Text provided:
In scene referred, perhaps it is better to use blending mode RGB (scene) and lightness, instead of HSV lightness

for me, “HSV lightness” is the better alternative. For me, all other blend modes have too strong effects on other colors, which shouldn’t mean that it can’t be appropriate.

Interesting, they may not be talking about the same thing but on the Krita site where they were discussing painting and the scene referred workflow they say HSV is okay…I wonder if they are referring to the same thing just using the same acronym??

KRITA DOCS
""Okay, but why isn’t this all the rage then?
Simply put, because while it’s easier in the long run, you will also have to drop tools and change habits…

In particular, there are many tools in a digital painter’s toolbox that have hard-coded assumptions about black and white.

A very simple but massive problem is one with inversion. Inverting colors is done code-wise by taking the color for white and subtracting the color you want to invert from it. It’s used in many blending modes. But often the color white is hardcoded in these filters. There’s currently no application out there that allows you to define the value range that inversion is done with, so inverting is useless. And that also means the filters and blending modes that use it, such as (but not limited to)…

Screen (invert+multiply+invert)

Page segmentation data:

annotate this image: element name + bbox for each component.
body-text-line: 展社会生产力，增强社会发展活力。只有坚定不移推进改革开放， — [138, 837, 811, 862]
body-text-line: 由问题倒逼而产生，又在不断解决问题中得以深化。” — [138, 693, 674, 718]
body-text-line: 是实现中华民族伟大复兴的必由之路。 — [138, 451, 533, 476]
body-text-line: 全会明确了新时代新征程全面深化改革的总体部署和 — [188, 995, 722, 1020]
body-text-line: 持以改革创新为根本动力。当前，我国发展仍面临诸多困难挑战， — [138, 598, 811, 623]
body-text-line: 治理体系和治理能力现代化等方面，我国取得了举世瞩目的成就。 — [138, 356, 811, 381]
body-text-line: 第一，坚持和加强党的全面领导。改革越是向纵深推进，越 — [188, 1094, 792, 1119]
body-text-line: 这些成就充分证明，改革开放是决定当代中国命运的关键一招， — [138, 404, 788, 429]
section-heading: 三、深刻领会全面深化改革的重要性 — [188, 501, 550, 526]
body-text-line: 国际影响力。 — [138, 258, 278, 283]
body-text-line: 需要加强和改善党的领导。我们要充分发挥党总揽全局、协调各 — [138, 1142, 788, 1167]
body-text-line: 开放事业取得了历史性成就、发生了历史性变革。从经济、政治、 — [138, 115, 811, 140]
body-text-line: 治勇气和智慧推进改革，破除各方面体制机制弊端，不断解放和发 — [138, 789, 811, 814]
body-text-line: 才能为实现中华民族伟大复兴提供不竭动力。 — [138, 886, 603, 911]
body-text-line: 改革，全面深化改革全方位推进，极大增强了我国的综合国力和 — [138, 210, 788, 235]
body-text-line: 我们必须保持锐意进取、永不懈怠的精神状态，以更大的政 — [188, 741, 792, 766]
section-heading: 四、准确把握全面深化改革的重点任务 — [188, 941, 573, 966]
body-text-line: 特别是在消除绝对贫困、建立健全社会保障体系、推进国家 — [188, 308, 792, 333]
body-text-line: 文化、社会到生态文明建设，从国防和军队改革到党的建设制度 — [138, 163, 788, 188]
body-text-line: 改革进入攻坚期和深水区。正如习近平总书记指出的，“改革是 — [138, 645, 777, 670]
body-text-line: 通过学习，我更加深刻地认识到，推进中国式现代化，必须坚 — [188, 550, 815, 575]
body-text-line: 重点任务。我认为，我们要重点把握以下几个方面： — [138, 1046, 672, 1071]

Exercise description:
Reproduce the discussion of blending modes and HSV lightness above in full, changing nothing.

Written solution:
In scene referred, perhaps it is better to use blending mode RGB (scene) and lightness, instead of HSV lightness

for me, “HSV lightness” is the better alternative. For me, all other blend modes have too strong effects on other colors, which shouldn’t mean that it can’t be appropriate.

Interesting, they may not be talking about the same thing but on the Krita site where they were discussing painting and the scene referred workflow they say HSV is okay…I wonder if they are referring to the same thing just using the same acronym??

KRITA DOCS
""Okay, but why isn’t this all the rage then?
Simply put, because while it’s easier in the long run, you will also have to drop tools and change habits…

In particular, there are many tools in a digital painter’s toolbox that have hard-coded assumptions about black and white.

A very simple but massive problem is one with inversion. Inverting colors is done code-wise by taking the color for white and subtracting the color you want to invert from it. It’s used in many blending modes. But often the color white is hardcoded in these filters. There’s currently no application out there that allows you to define the value range that inversion is done with, so inverting is useless. And that also means the filters and blending modes that use it, such as (but not limited to)…

Screen (invert+multiply+invert)